(Dataset rows)
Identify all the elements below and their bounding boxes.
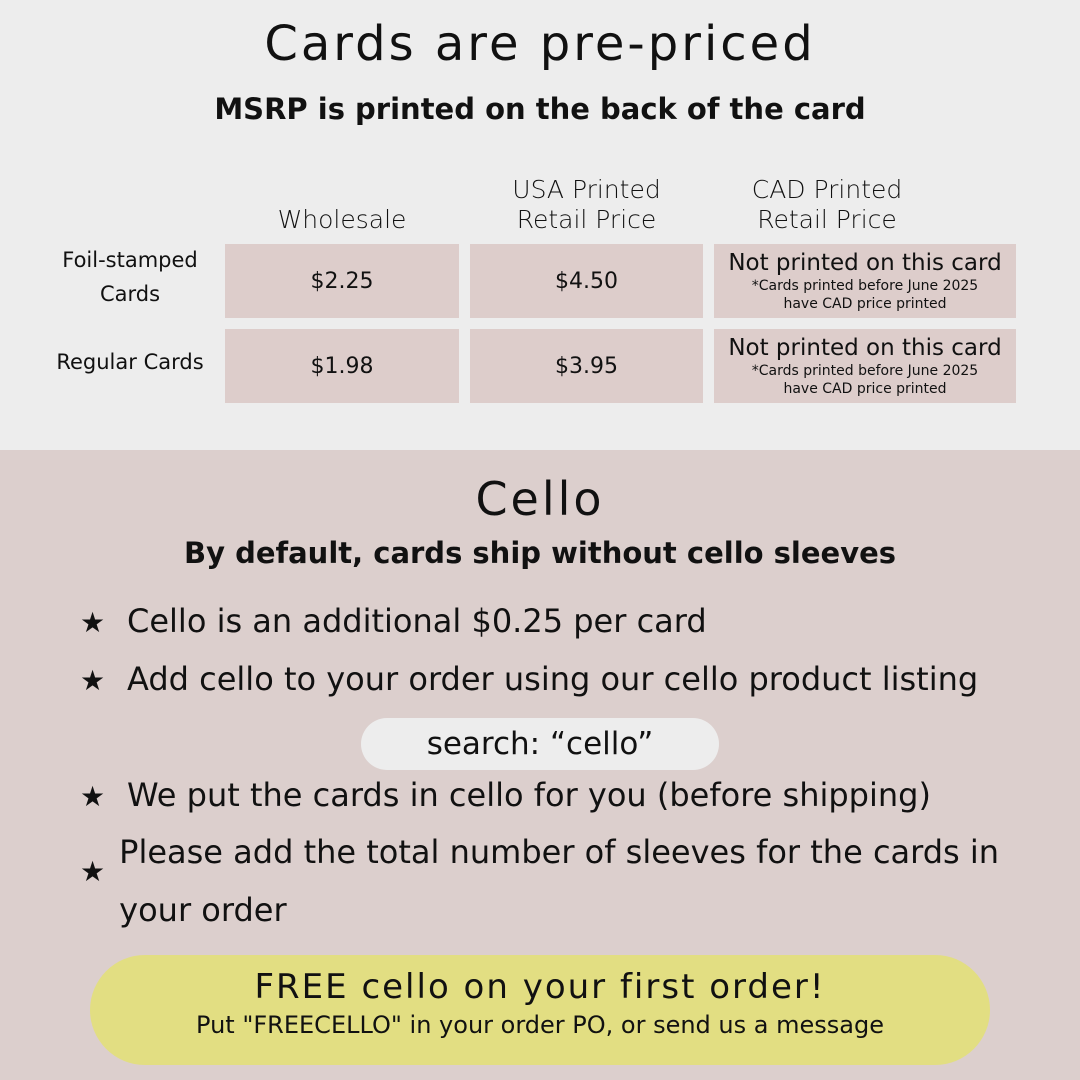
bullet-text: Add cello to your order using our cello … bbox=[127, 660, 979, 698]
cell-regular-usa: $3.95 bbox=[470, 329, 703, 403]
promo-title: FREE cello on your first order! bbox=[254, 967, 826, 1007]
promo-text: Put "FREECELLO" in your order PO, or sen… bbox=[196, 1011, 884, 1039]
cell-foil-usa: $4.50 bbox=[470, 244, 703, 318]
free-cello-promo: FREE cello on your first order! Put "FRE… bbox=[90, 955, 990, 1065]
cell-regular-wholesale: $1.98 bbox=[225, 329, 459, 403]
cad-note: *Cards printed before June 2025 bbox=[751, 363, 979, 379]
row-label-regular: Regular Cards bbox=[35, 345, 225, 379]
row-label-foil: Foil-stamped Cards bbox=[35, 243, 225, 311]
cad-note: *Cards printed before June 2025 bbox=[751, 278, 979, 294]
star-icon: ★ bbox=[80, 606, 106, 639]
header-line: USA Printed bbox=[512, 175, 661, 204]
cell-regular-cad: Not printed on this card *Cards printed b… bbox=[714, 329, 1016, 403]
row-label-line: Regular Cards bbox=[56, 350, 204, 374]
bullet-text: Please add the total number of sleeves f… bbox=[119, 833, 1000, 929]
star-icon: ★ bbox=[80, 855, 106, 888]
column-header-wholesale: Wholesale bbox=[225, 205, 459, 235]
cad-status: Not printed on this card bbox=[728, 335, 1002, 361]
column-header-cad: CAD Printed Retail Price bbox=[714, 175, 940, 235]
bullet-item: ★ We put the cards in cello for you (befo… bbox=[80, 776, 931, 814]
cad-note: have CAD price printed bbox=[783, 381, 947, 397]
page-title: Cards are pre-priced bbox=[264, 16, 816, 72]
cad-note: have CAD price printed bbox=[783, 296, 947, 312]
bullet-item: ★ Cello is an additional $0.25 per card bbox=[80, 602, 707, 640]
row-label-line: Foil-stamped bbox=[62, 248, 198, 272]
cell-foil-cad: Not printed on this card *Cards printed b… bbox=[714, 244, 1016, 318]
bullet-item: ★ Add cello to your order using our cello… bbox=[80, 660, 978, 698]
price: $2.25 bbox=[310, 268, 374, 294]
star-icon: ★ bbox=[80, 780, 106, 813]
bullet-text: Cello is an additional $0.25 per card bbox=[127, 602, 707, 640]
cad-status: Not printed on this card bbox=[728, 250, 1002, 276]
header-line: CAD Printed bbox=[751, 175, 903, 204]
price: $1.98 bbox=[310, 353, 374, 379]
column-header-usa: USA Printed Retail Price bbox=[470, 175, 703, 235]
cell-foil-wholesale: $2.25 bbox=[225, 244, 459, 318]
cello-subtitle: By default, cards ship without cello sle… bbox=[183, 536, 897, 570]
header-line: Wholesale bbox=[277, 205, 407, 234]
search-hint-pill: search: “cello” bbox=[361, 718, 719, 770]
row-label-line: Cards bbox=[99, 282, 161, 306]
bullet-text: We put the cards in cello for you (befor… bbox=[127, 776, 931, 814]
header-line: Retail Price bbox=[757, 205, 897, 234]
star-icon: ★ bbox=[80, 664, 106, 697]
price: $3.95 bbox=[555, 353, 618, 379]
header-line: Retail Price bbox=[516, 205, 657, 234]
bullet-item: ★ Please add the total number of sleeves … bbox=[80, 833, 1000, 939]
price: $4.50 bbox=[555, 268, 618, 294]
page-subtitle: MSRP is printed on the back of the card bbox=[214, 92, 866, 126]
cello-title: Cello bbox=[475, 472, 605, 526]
* * *
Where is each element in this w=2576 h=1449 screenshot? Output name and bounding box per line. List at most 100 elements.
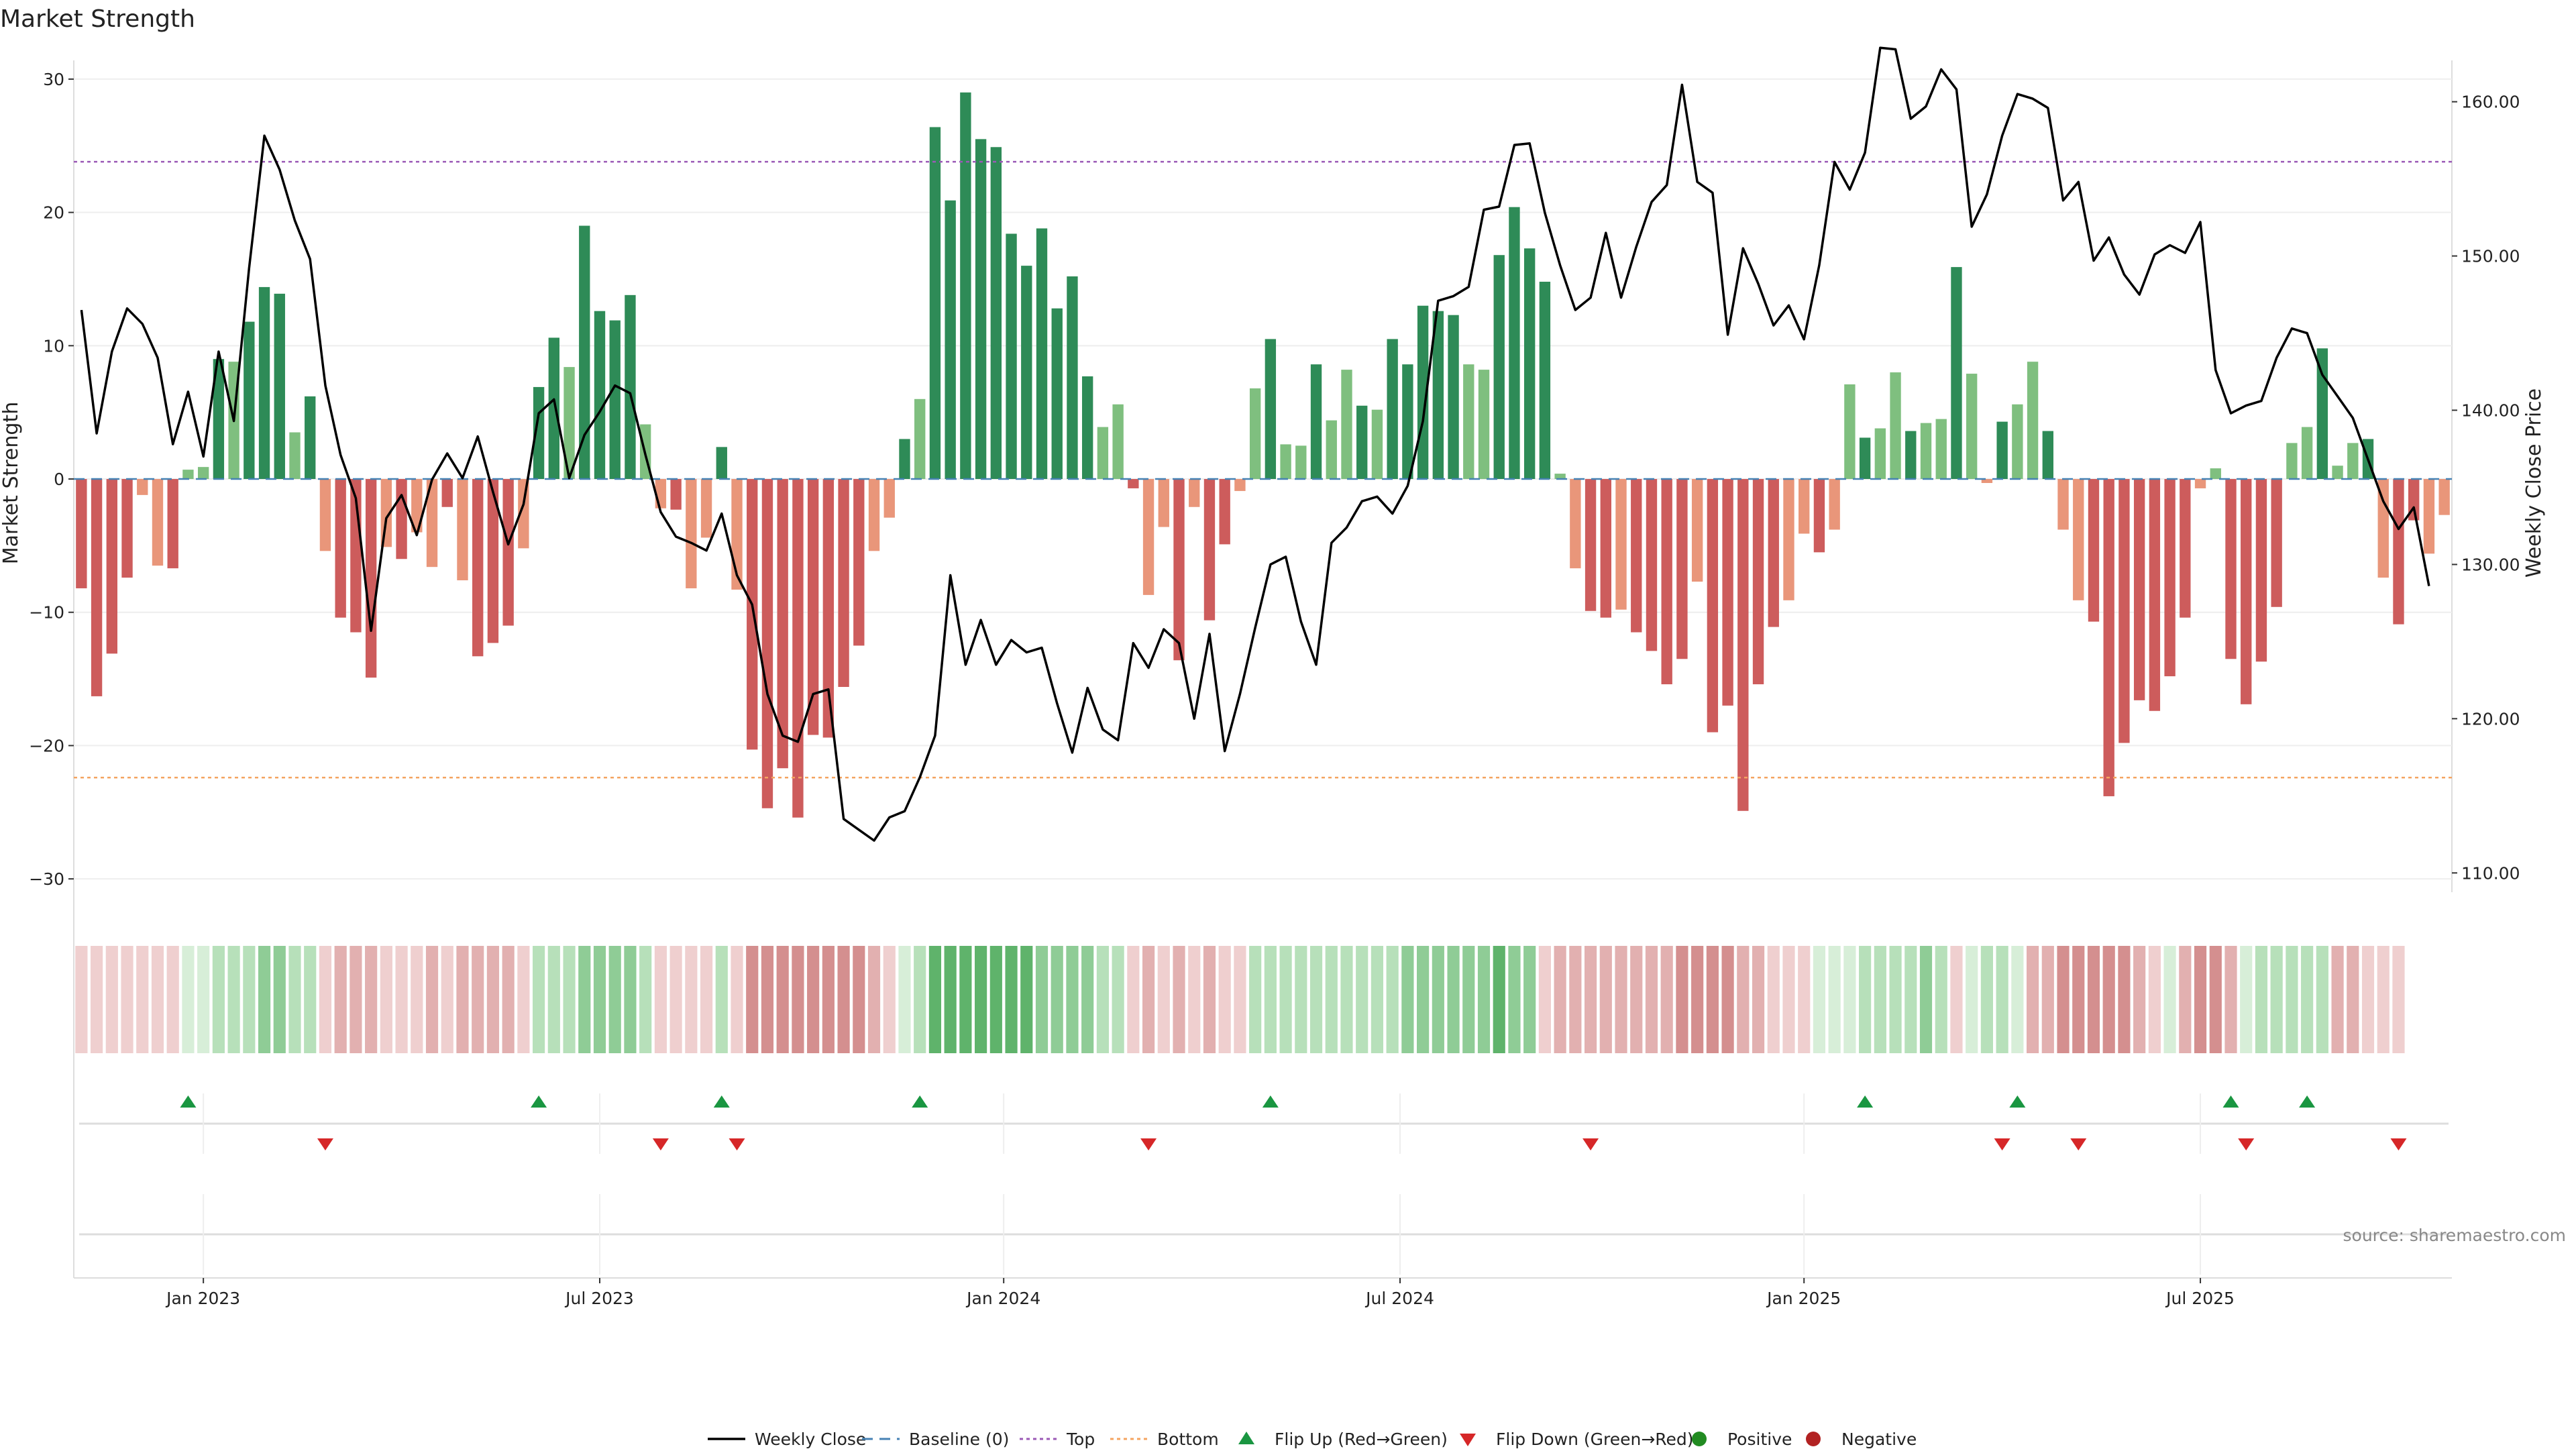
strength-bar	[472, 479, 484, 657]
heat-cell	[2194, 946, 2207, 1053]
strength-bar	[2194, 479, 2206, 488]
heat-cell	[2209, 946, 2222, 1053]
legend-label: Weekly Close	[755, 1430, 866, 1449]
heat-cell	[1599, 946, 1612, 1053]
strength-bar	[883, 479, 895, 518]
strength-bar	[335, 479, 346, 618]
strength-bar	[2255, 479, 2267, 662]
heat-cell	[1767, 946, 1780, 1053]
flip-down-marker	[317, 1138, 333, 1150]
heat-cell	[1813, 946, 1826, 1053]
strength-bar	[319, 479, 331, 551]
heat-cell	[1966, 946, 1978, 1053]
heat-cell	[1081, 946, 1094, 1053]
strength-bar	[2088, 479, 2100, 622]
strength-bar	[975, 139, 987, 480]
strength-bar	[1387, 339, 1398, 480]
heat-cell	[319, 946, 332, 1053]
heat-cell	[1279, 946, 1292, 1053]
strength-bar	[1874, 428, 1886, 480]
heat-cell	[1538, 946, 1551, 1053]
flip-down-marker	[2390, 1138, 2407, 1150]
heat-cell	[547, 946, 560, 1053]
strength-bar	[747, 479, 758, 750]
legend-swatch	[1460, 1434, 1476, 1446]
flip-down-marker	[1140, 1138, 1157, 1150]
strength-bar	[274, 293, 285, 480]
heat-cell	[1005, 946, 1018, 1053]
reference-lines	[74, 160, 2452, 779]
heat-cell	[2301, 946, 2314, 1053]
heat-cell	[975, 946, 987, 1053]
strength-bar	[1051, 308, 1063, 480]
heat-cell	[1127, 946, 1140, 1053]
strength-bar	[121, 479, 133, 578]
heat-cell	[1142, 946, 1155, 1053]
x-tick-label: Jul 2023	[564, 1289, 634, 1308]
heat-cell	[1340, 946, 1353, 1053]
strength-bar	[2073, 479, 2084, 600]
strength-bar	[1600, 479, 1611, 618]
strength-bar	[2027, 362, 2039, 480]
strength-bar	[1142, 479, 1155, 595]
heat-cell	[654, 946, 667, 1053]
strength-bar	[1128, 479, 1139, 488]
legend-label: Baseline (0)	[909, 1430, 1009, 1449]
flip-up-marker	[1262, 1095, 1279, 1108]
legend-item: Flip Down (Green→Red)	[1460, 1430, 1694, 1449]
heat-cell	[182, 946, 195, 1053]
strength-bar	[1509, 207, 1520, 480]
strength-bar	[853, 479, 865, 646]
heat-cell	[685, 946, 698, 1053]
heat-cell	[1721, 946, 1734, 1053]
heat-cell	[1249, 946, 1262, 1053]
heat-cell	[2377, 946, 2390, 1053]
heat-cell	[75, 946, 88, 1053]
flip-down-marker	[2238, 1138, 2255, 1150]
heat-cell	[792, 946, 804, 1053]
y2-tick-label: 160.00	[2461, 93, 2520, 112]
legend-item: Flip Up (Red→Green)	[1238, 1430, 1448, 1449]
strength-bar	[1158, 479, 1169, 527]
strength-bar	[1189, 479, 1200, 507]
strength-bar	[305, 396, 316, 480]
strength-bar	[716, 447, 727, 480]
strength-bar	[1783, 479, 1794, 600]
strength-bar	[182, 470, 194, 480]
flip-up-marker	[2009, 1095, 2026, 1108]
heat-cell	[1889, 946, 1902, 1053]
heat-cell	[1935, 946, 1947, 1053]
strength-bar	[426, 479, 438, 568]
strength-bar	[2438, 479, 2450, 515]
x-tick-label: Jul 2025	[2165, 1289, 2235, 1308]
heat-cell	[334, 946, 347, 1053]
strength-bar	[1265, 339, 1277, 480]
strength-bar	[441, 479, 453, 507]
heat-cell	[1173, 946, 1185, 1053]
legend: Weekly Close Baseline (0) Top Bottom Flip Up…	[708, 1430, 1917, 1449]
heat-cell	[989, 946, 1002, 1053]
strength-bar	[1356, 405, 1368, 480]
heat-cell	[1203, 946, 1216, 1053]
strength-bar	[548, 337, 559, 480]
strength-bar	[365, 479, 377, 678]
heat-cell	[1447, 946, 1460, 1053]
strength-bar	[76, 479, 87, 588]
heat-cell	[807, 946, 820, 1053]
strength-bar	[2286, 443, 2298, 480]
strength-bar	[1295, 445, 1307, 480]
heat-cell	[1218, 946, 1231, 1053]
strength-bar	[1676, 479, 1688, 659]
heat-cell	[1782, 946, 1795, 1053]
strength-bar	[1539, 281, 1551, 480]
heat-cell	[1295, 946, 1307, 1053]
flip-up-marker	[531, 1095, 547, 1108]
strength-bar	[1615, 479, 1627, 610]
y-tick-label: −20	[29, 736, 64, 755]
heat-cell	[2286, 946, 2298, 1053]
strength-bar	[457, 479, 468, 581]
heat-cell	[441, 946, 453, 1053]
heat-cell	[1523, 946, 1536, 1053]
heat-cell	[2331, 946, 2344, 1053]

= Problem =
Rewrite the records starting at the line that has "bullet-text: Add cello" and stopping after the line that has "cell-foil-cad: Not printed". Replace every "Foil-stamped" with "Gold-stamped" and leave everything else unchanged.

= Written solution =
bullet-text: Add cello to your order using our cello … bbox=[127, 660, 979, 698]
cell-regular-usa: $3.95 bbox=[470, 329, 703, 403]
promo-title: FREE cello on your first order! bbox=[254, 967, 826, 1007]
promo-text: Put "FREECELLO" in your order PO, or sen… bbox=[196, 1011, 884, 1039]
cell-foil-usa: $4.50 bbox=[470, 244, 703, 318]
free-cello-promo: FREE cello on your first order! Put "FRE… bbox=[90, 955, 990, 1065]
cell-regular-wholesale: $1.98 bbox=[225, 329, 459, 403]
cad-note: *Cards printed before June 2025 bbox=[751, 363, 979, 379]
row-label-regular: Regular Cards bbox=[35, 345, 225, 379]
row-label-foil: Gold-stamped Cards bbox=[35, 243, 225, 311]
cad-note: *Cards printed before June 2025 bbox=[751, 278, 979, 294]
star-icon: ★ bbox=[80, 606, 106, 639]
header-line: USA Printed bbox=[512, 175, 661, 204]
cell-regular-cad: Not printed on this card *Cards printed b… bbox=[714, 329, 1016, 403]
row-label-line: Regular Cards bbox=[56, 350, 204, 374]
bullet-text: Please add the total number of sleeves f… bbox=[119, 833, 1000, 929]
star-icon: ★ bbox=[80, 855, 106, 888]
column-header-wholesale: Wholesale bbox=[225, 205, 459, 235]
cad-status: Not printed on this card bbox=[728, 335, 1002, 361]
column-header-cad: CAD Printed Retail Price bbox=[714, 175, 940, 235]
bullet-item: ★ We put the cards in cello for you (befo… bbox=[80, 776, 931, 814]
cad-note: have CAD price printed bbox=[783, 381, 947, 397]
page-title: Cards are pre-priced bbox=[264, 16, 816, 72]
cad-note: have CAD price printed bbox=[783, 296, 947, 312]
bullet-item: ★ Cello is an additional $0.25 per card bbox=[80, 602, 707, 640]
row-label-line: Gold-stamped bbox=[62, 248, 198, 272]
cell-foil-cad: Not printed on this card *Cards printed b… bbox=[714, 244, 1016, 318]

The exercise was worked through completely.